**Task requirements**
Find every line in the records below that holds the word "由于XX原因" and copy it.

**Data extract**
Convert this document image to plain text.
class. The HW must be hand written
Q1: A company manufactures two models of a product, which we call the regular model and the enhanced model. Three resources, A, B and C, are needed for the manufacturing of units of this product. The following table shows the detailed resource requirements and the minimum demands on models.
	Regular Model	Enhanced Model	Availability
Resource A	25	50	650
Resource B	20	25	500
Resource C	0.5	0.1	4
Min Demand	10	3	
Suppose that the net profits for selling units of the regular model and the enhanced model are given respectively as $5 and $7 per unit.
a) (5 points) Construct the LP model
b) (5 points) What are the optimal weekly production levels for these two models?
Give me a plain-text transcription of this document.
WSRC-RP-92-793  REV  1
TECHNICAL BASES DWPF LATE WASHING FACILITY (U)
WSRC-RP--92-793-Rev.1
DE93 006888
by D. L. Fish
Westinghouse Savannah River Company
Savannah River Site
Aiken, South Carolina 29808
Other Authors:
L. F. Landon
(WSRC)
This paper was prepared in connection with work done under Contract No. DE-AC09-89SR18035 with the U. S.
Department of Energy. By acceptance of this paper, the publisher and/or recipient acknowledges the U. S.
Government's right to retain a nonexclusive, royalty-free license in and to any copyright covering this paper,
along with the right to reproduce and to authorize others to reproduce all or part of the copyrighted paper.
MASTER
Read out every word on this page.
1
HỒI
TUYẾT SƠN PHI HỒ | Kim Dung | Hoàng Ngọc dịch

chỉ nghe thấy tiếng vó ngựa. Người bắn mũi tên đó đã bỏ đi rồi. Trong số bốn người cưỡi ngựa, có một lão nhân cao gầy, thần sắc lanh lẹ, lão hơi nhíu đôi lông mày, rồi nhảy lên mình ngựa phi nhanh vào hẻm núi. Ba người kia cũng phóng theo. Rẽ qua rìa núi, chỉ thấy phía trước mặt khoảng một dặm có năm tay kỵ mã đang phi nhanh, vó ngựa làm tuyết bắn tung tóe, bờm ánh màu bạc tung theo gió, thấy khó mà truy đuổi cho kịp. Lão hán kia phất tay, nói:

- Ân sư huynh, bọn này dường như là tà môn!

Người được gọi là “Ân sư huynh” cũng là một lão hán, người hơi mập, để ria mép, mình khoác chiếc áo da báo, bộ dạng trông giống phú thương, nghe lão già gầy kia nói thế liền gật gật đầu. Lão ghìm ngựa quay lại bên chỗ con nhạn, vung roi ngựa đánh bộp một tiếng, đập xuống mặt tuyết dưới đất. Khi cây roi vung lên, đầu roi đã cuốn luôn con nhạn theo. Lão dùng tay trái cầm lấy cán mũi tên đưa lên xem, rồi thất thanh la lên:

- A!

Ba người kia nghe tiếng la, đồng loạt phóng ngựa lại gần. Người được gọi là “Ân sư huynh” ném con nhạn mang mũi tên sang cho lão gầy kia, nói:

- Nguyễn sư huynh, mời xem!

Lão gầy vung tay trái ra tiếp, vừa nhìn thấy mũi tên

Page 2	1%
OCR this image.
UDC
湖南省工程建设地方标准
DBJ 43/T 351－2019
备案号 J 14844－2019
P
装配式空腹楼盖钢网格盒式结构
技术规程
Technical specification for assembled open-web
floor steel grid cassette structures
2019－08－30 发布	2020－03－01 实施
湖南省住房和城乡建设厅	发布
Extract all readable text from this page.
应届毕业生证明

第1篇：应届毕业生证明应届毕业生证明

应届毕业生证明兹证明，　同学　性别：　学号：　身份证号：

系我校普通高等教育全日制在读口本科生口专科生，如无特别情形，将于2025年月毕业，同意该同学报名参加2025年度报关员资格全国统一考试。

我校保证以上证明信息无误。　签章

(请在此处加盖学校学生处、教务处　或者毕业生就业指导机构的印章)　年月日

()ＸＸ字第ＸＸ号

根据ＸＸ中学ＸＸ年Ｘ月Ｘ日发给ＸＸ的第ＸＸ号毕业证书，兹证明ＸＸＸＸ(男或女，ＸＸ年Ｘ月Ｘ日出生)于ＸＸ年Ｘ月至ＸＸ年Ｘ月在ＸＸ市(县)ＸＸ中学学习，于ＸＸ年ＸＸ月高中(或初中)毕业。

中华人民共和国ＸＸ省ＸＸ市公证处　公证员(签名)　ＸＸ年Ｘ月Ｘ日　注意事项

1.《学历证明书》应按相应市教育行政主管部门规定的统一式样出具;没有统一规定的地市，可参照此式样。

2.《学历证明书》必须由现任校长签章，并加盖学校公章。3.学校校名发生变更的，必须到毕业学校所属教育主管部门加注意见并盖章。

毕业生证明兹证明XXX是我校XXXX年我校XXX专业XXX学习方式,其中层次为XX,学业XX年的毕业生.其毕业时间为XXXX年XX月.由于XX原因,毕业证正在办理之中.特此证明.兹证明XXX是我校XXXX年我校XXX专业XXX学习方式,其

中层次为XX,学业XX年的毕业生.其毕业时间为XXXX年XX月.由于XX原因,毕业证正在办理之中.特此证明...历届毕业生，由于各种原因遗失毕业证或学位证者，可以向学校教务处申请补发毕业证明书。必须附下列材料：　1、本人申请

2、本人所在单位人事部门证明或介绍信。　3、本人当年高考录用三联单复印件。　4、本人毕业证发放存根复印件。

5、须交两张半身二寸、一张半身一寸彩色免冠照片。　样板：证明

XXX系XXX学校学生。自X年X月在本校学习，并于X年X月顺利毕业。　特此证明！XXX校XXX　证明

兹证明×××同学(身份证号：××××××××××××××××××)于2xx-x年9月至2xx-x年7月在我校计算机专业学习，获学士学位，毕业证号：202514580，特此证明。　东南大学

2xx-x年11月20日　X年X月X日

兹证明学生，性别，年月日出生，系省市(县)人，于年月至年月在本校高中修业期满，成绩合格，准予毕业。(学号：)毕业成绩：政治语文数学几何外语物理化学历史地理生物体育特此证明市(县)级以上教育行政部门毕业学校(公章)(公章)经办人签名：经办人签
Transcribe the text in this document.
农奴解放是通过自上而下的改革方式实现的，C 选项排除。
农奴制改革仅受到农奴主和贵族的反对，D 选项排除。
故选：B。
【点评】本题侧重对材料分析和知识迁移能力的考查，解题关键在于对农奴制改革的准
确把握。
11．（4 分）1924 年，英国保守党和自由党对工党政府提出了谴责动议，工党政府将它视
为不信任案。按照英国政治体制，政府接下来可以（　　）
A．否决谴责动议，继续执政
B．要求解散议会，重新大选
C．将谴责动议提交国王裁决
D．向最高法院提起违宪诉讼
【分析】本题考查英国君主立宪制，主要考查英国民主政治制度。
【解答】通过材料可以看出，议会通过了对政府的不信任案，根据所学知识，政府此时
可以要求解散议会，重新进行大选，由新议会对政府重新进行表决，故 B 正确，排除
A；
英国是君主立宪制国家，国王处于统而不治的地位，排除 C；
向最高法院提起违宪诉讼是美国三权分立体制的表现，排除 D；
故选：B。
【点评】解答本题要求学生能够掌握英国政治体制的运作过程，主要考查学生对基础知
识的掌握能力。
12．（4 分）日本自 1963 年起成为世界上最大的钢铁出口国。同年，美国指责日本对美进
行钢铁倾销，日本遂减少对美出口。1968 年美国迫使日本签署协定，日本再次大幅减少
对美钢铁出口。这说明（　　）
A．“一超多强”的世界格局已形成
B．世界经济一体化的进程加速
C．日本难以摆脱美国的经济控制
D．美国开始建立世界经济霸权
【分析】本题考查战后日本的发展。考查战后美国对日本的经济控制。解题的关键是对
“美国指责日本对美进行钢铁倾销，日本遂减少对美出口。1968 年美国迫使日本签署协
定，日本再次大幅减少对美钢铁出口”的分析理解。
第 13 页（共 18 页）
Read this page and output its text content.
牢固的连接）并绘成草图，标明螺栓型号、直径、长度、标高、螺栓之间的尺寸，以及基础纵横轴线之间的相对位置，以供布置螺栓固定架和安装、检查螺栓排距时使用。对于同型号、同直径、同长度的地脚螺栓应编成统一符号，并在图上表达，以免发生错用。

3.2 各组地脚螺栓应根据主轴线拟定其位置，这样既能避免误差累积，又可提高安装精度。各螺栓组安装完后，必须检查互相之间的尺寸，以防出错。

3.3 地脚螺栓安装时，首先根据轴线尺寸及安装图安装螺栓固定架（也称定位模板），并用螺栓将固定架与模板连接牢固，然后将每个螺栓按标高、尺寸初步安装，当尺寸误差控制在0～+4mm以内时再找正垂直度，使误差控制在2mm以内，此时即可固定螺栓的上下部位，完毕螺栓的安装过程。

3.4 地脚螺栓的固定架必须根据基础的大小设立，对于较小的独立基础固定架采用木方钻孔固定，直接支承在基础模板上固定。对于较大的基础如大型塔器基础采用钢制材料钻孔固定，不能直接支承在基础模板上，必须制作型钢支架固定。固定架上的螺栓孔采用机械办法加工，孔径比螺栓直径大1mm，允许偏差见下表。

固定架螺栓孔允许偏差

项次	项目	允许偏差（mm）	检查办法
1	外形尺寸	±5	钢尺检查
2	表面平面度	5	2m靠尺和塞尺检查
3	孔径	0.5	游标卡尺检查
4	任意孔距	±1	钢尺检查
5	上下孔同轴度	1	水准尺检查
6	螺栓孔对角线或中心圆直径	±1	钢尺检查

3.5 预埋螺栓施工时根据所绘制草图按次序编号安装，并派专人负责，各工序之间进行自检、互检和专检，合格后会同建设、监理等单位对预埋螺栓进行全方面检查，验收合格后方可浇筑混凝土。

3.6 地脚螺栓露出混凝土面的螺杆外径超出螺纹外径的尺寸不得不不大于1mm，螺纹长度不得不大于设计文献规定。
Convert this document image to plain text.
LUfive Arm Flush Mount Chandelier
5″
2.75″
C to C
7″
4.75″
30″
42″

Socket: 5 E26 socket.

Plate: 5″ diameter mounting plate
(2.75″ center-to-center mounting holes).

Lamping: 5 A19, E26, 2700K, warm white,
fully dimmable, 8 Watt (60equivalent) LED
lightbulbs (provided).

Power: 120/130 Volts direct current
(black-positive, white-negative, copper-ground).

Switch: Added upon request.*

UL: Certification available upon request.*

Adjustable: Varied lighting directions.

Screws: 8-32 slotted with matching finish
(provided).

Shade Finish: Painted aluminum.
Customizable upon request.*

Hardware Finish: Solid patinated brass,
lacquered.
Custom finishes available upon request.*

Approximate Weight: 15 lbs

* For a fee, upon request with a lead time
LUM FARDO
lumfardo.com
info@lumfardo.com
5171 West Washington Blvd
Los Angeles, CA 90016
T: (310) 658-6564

**Result for this exercise**
毕业生证明兹证明XXX是我校XXXX年我校XXX专业XXX学习方式,其中层次为XX,学业XX年的毕业生.其毕业时间为XXXX年XX月.由于XX原因,毕业证正在办理之中.特此证明.兹证明XXX是我校XXXX年我校XXX专业XXX学习方式,其
中层次为XX,学业XX年的毕业生.其毕业时间为XXXX年XX月.由于XX原因,毕业证正在办理之中.特此证明...历届毕业生，由于各种原因遗失毕业证或学位证者，可以向学校教务处申请补发毕业证明书。必须附下列材料：　1、本人申请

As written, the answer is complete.